## Start Input material

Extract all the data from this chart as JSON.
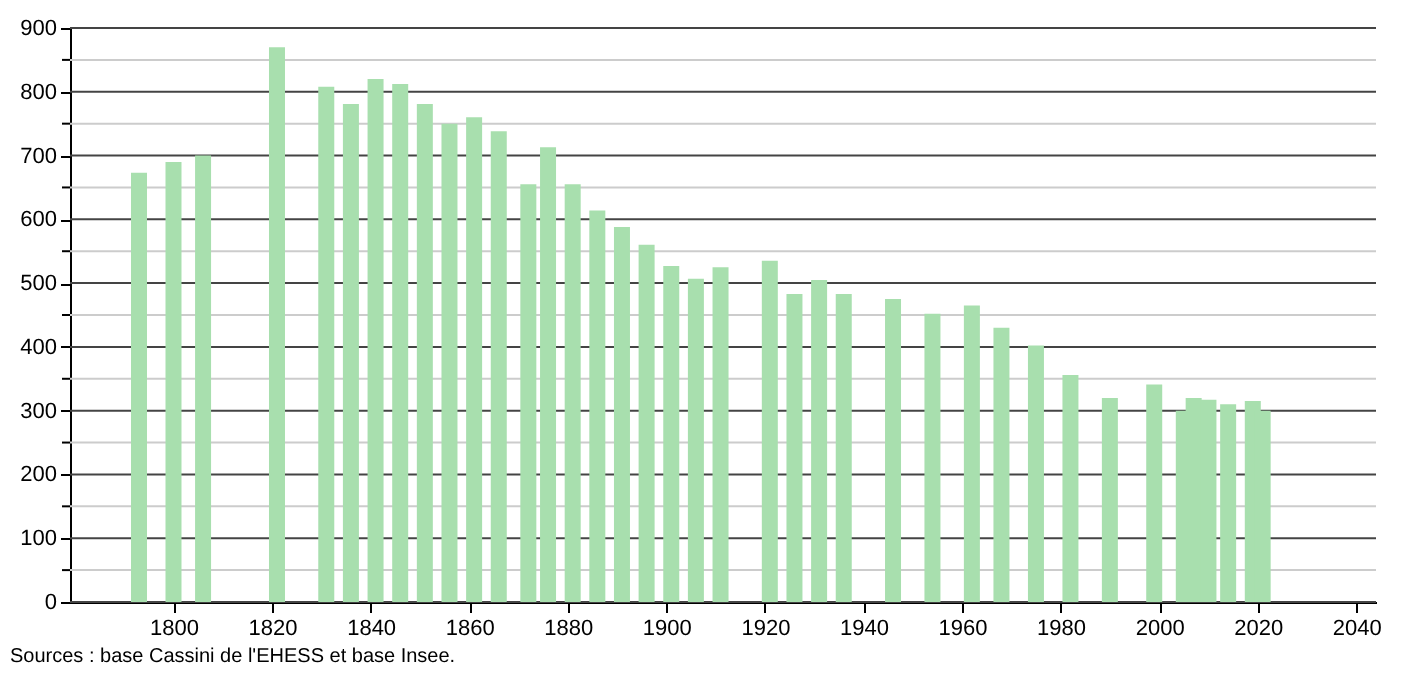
{
  "chart_data": {
    "type": "bar",
    "color": "#a8dfae",
    "x": [
      1793,
      1800,
      1806,
      1821,
      1831,
      1836,
      1841,
      1846,
      1851,
      1856,
      1861,
      1866,
      1872,
      1876,
      1881,
      1886,
      1891,
      1896,
      1901,
      1906,
      1911,
      1921,
      1926,
      1931,
      1936,
      1946,
      1954,
      1962,
      1968,
      1975,
      1982,
      1990,
      1999,
      2005,
      2007,
      2010,
      2014,
      2019,
      2021
    ],
    "values": [
      673,
      690,
      700,
      870,
      808,
      781,
      820,
      812,
      781,
      750,
      760,
      738,
      655,
      713,
      655,
      614,
      588,
      560,
      527,
      507,
      525,
      535,
      483,
      505,
      483,
      475,
      452,
      465,
      430,
      402,
      356,
      320,
      341,
      300,
      320,
      317,
      310,
      315,
      300
    ],
    "xlim": [
      1779,
      2044
    ],
    "xticks": [
      1800,
      1820,
      1840,
      1860,
      1880,
      1900,
      1920,
      1940,
      1960,
      1980,
      2000,
      2020,
      2040
    ],
    "ylim": [
      0,
      900
    ],
    "yticks": [
      0,
      {
        "value": 50,
        "label": null
      },
      100,
      {
        "value": 150,
        "label": null
      },
      200,
      {
        "value": 250,
        "label": null
      },
      300,
      {
        "value": 350,
        "label": null
      },
      400,
      {
        "value": 450,
        "label": null
      },
      500,
      {
        "value": 550,
        "label": null
      },
      600,
      {
        "value": 650,
        "label": null
      },
      700,
      {
        "value": 750,
        "label": null
      },
      800,
      {
        "value": 850,
        "label": null
      },
      900
    ],
    "grid": "y",
    "annotations": [
      "Sources : base Cassini de l'EHESS et base Insee."
    ]
  }
}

## End Input material

Stated goal -
Your job is to transcribe the entries above exactly; skip the pictures.

Exercise response -
Extract all the data from this chart as JSON.
{
  "chart_data": {
    "type": "bar",
    "color": "#a8dfae",
    "x": [
      1793,
      1800,
      1806,
      1821,
      1831,
      1836,
      1841,
      1846,
      1851,
      1856,
      1861,
      1866,
      1872,
      1876,
      1881,
      1886,
      1891,
      1896,
      1901,
      1906,
      1911,
      1921,
      1926,
      1931,
      1936,
      1946,
      1954,
      1962,
      1968,
      1975,
      1982,
      1990,
      1999,
      2005,
      2007,
      2010,
      2014,
      2019,
      2021
    ],
    "values": [
      673,
      690,
      700,
      870,
      808,
      781,
      820,
      812,
      781,
      750,
      760,
      738,
      655,
      713,
      655,
      614,
      588,
      560,
      527,
      507,
      525,
      535,
      483,
      505,
      483,
      475,
      452,
      465,
      430,
      402,
      356,
      320,
      341,
      300,
      320,
      317,
      310,
      315,
      300
    ],
    "xlim": [
      1779,
      2044
    ],
    "xticks": [
      1800,
      1820,
      1840,
      1860,
      1880,
      1900,
      1920,
      1940,
      1960,
      1980,
      2000,
      2020,
      2040
    ],
    "ylim": [
      0,
      900
    ],
    "yticks": [
      0,
      {
        "value": 50,
        "label": null
      },
      100,
      {
        "value": 150,
        "label": null
      },
      200,
      {
        "value": 250,
        "label": null
      },
      300,
      {
        "value": 350,
        "label": null
      },
      400,
      {
        "value": 450,
        "label": null
      },
      500,
      {
        "value": 550,
        "label": null
      },
      600,
      {
        "value": 650,
        "label": null
      },
      700,
      {
        "value": 750,
        "label": null
      },
      800,
      {
        "value": 850,
        "label": null
      },
      900
    ],
    "grid": "y",
    "annotations": [
      "Sources : base Cassini de l'EHESS et base Insee."
    ]
  }
}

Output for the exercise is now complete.